WHAT YOU HAVE TO DO:
Take the entries below and reproduce them word for word.

%%

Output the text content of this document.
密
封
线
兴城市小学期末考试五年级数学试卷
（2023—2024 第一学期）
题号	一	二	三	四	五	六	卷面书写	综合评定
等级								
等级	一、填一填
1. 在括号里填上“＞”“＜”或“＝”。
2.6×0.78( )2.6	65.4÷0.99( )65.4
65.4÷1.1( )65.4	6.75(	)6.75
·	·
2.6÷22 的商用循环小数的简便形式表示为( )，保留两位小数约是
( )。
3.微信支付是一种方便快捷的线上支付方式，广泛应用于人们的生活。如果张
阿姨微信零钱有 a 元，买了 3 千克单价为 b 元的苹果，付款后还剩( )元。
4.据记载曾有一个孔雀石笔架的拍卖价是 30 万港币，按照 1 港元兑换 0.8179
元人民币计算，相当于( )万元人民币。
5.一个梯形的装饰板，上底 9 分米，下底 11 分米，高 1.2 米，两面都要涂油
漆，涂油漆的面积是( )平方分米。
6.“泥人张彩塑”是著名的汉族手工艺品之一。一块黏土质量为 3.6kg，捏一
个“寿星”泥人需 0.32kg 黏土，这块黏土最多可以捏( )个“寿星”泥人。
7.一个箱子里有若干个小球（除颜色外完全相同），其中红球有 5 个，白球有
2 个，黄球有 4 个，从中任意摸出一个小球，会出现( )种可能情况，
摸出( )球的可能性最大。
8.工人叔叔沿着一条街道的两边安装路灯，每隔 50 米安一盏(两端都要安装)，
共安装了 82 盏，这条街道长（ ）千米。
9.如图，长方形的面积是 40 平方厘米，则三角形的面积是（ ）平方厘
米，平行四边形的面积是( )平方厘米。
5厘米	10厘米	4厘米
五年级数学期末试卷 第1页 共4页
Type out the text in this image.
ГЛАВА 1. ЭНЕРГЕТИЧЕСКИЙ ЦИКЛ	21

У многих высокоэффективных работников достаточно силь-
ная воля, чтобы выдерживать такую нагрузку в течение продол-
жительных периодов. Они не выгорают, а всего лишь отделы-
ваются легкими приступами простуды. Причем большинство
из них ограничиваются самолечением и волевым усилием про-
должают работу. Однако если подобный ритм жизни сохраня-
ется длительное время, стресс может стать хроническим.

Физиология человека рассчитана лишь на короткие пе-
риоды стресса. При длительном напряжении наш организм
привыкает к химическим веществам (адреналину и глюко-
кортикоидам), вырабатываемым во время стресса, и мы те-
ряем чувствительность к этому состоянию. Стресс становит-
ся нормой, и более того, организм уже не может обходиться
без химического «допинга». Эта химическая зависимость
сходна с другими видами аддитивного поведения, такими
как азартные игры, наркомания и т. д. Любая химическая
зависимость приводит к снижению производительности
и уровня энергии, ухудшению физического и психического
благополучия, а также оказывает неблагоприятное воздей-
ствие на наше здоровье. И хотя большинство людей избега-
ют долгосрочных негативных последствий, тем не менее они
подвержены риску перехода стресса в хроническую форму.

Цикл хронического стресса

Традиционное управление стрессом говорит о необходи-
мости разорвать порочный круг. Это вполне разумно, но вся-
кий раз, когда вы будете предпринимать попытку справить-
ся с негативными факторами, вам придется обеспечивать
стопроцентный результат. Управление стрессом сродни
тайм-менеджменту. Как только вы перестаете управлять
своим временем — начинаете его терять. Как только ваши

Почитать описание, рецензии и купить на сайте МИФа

%%

ANSWER IN FULL:
Output the text content of this document.
密
封
线
兴城市小学期末考试五年级数学试卷
（2023—2024 第一学期）
题号	一	二	三	四	五	六	卷面书写	综合评定
等级								
等级	一、填一填
1. 在括号里填上“＞”“＜”或“＝”。
2.6×0.78( )2.6	65.4÷0.99( )65.4
65.4÷1.1( )65.4	6.75(	)6.75
·	·
2.6÷22 的商用循环小数的简便形式表示为( )，保留两位小数约是
( )。
3.微信支付是一种方便快捷的线上支付方式，广泛应用于人们的生活。如果张
阿姨微信零钱有 a 元，买了 3 千克单价为 b 元的苹果，付款后还剩( )元。
4.据记载曾有一个孔雀石笔架的拍卖价是 30 万港币，按照 1 港元兑换 0.8179
元人民币计算，相当于( )万元人民币。
5.一个梯形的装饰板，上底 9 分米，下底 11 分米，高 1.2 米，两面都要涂油
漆，涂油漆的面积是( )平方分米。
6.“泥人张彩塑”是著名的汉族手工艺品之一。一块黏土质量为 3.6kg，捏一
个“寿星”泥人需 0.32kg 黏土，这块黏土最多可以捏( )个“寿星”泥人。
7.一个箱子里有若干个小球（除颜色外完全相同），其中红球有 5 个，白球有
2 个，黄球有 4 个，从中任意摸出一个小球，会出现( )种可能情况，
摸出( )球的可能性最大。
8.工人叔叔沿着一条街道的两边安装路灯，每隔 50 米安一盏(两端都要安装)，
共安装了 82 盏，这条街道长（ ）千米。
9.如图，长方形的面积是 40 平方厘米，则三角形的面积是（ ）平方厘
米，平行四边形的面积是( )平方厘米。
5厘米	10厘米	4厘米
五年级数学期末试卷 第1页 共4页
Type out the text in this image.
ГЛАВА 1. ЭНЕРГЕТИЧЕСКИЙ ЦИКЛ	21

У многих высокоэффективных работников достаточно силь-
ная воля, чтобы выдерживать такую нагрузку в течение продол-
жительных периодов. Они не выгорают, а всего лишь отделы-
ваются легкими приступами простуды. Причем большинство
из них ограничиваются самолечением и волевым усилием про-
должают работу. Однако если подобный ритм жизни сохраня-
ется длительное время, стресс может стать хроническим.

Физиология человека рассчитана лишь на короткие пе-
риоды стресса. При длительном напряжении наш организм
привыкает к химическим веществам (адреналину и глюко-
кортикоидам), вырабатываемым во время стресса, и мы те-
ряем чувствительность к этому состоянию. Стресс становит-
ся нормой, и более того, организм уже не может обходиться
без химического «допинга». Эта химическая зависимость
сходна с другими видами аддитивного поведения, такими
как азартные игры, наркомания и т. д. Любая химическая
зависимость приводит к снижению производительности
и уровня энергии, ухудшению физического и психического
благополучия, а также оказывает неблагоприятное воздей-
ствие на наше здоровье. И хотя большинство людей избега-
ют долгосрочных негативных последствий, тем не менее они
подвержены риску перехода стресса в хроническую форму.

Цикл хронического стресса

Традиционное управление стрессом говорит о необходи-
мости разорвать порочный круг. Это вполне разумно, но вся-
кий раз, когда вы будете предпринимать попытку справить-
ся с негативными факторами, вам придется обеспечивать
стопроцентный результат. Управление стрессом сродни
тайм-менеджменту. Как только вы перестаете управлять
своим временем — начинаете его терять. Как только ваши

Почитать описание, рецензии и купить на сайте МИФа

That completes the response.